研讀文本:

2.2腸內營養的給予方法 術后第ld,通過營養管滴入5%葡萄糖氯化鈉500ml以刺激腸蠕動,患者如無腹脹、腹痛等癥狀,則于第2d開始滴入稀釋的營養液500ml,以后根據患者胃腸功能恢復的程度每天增加250~500ml,第5~6d增加到2000~3000ml,同時逐日減少靜脈輸液量[1]。
3 腸內營養液
3.1腸內營養液品種 由于腸內營養液成品較貴,故大多用自己加工的米湯、肉湯、魚湯、果汁等作為營養液,偶爾也用奶粉、藕粉調制。制作的營養液盡量在8~24h內用完,剩余的應放在-4℃的冰箱中保存,防止被污染。
3.2腸內營養液溫度 由于術后腸道功能未恢復,腸黏膜對溫度的適應性較差,溫度過低易引起腸痙攣,導致腹痛、腹瀉,溫度過高又易致腸黏膜損傷。故腸內營養液溫度常規控制在38℃左右[1-2]。我們科沒有輸液恒溫器,一般夏天把營養液加熱至37~40℃,冬天在距離營養管接口30~40cm處用熱水袋加熱后,輸入患者體內。
3.3營養液滴入速度、濃度 營養液滴入的速度由慢漸快,由最初的20~30ml/h作試驗滴注,逐漸按40ml/(h·d)遞增,可增加至100~150ml/h;濃度由稀漸稠,開始在營養液中加入一定比例溫開水,以后逐漸用原汁,量也逐漸增加。術后第1d,輸注營養液6h左右,第2d維持6~8h。由于輸注的營養液營養成分高、粘稠,易造成物質沉淀而阻塞管腔,應每4h用溫開水沖管1次。
4 護理
4.1心理護理 術前向患者及家屬宣傳留置營養管的可行性、安全性及注意事項,減少其顧慮、緊張等不良情緒;介紹成功經驗,指導配合要點;耐心的傾聽患者的傾訴,給予心理安慰,減少心理負擔,使患者積極有效的配合治療,保證營養管使用成功。
4.2體位 患者全麻清醒后給予半臥位。喂營養液時,患者床頭抬高30~40°或半臥位,以免嗆咳、嘔吐,滴注完畢維持半臥位30~60min時,防止因體位過低,食物逆流發生誤吸。
4.3營養管的護理
4.3.1妥善固定營養管 營養管末端在屈氏韌帶下方,距屈氏韌帶20cm以上。每天要測量營養管的體外長度,檢查口腔有無滑出部分營養管盤繞。如發現滑出的部分不長,營養管末端尚在吻合口以下,應匯報醫生,協助醫生在放射科X線引導下插回屈氏韌帶以下20cm;如營養管滑出過長,不能盲目地插回去,以免損傷吻合口,引起吻合口瘺。

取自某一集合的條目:
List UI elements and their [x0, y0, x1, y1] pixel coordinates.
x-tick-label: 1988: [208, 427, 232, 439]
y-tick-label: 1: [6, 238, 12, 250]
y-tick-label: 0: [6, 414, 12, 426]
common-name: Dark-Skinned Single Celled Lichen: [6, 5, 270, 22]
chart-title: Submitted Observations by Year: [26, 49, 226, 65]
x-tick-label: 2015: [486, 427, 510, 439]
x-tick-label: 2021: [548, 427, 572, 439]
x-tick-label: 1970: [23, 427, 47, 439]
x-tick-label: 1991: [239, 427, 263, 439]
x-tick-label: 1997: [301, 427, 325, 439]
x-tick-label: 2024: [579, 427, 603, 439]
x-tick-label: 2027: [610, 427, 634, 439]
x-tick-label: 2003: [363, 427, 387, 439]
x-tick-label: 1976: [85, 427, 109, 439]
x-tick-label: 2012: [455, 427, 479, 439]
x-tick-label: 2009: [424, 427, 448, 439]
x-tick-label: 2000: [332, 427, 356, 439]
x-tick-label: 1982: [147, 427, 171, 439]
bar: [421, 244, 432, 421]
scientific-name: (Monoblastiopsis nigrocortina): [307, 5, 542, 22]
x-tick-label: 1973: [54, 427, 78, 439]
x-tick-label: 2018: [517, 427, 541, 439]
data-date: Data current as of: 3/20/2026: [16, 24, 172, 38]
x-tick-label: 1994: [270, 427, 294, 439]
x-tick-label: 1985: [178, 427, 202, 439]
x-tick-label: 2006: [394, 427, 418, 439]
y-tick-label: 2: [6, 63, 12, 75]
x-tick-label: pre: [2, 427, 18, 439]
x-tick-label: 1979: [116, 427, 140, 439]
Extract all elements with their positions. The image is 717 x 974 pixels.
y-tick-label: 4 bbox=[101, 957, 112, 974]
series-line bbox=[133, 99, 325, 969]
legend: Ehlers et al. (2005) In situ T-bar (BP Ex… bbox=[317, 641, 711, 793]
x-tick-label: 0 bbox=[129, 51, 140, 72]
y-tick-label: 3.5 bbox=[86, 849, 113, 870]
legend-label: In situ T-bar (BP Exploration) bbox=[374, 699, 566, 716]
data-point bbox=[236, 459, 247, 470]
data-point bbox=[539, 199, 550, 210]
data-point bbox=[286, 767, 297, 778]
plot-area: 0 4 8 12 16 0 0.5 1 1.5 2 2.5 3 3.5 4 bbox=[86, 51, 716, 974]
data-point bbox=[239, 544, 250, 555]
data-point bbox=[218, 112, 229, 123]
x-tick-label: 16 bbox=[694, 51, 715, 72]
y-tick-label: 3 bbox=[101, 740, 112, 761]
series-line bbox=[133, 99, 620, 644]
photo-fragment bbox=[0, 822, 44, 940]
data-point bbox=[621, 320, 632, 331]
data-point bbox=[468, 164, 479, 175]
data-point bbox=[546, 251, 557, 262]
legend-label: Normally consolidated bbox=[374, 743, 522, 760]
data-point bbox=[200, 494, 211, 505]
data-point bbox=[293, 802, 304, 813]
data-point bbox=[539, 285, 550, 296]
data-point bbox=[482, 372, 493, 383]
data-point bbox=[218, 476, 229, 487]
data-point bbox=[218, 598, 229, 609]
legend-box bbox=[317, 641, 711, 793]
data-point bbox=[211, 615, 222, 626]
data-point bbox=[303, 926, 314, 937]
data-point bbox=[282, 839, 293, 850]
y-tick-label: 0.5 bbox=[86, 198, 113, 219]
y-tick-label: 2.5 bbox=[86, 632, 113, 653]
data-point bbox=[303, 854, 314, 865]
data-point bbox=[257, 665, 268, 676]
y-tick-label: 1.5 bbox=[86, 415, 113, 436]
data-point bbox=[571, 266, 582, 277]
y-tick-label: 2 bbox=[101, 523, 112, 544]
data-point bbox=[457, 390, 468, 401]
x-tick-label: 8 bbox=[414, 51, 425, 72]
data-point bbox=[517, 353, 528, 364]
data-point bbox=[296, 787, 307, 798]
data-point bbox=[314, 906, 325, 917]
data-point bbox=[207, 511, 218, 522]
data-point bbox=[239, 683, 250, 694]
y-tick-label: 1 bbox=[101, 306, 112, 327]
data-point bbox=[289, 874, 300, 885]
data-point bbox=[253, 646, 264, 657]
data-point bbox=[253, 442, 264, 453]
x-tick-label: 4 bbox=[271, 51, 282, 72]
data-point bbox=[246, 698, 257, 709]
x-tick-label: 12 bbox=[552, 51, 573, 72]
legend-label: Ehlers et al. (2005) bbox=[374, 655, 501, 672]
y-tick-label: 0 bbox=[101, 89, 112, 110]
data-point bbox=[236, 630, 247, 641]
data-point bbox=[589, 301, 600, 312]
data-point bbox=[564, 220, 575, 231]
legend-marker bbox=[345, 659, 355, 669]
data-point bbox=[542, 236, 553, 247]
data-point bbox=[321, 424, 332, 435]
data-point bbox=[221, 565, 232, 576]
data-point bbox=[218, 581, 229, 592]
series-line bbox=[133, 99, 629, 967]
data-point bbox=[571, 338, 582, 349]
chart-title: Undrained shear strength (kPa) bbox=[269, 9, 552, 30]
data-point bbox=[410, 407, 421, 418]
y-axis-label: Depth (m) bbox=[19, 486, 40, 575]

作業要求:
- 1) 請將腸內營養護理這篇文字中從“3.3營養液滴入速度、濃度 營養液滴入的”起、至“淀而阻塞管腔,應每4h用溫開水沖管1次。”止（含這兩處）的內容一字不改地抄寫出來。
- 2) 請從腸內營養護理這篇文字的最後一句之後接著往下寫。

逐題作答:
- 1)
3.3營養液滴入速度、濃度 營養液滴入的速度由慢漸快,由最初的20~30ml/h作試驗滴注,逐漸按40ml/(h·d)遞增,可增加至100~150ml/h;濃度由稀漸稠,開始在營養液中加入一定比例溫開水,以后逐漸用原汁,量也逐漸增加。術后第1d,輸注營養液6h左右,第2d維持6~8h。由于輸注的營養液營養成分高、粘稠,易造成物質沉淀而阻塞管腔,應每4h用溫開水沖管1次。

- 2)
4.3.2防止堵管 保持營養管通暢,每次滴營養液前、后用溫水30~50ml沖管,患者無不適,才可輸注營養液。
4.3.3預防污染:營養管末端每天用無菌紗布包裹、固定好,喂營養液時,輸液皮條與營養管的接頭處要嚴格消毒,每天更換輸液管。
4.4口腔護理 術后72h內每天口腔護理2次,情況好轉后,鼓勵患者刷牙,不定時漱口,保持口腔清潔,必要時用石蠟油濕潤口唇,預防口唇干裂。
4.5鼻腔護理:因胃管和腸內營養管在同一側鼻孔,對局部刺激性大,每日用棉簽蘸溫水清洗雙側鼻腔,清除局部分泌物[3]。
5 結果
本組患者均能耐受營養管的留置,通過營養管給予營養能滿足患者術后營養需要,減少輸液量和臥床休息時間。本組患者中未發生吻合口瘺、切口感染、自行拔管現象,有3例不全堵塞、2例完全堵塞,均經處理后,恢復通暢。1例因堵管在術后第6d拔管,改靜脈補充營養。
6 結論
及早運用腸內營養管滴入營養液,可提高患者免疫力,降低吻合口瘺、肺部感染及電解質紊亂等并發癥的發生,并能減少輸液量和住院時間,減輕患者經濟負擔,利于患者早日康復[4]。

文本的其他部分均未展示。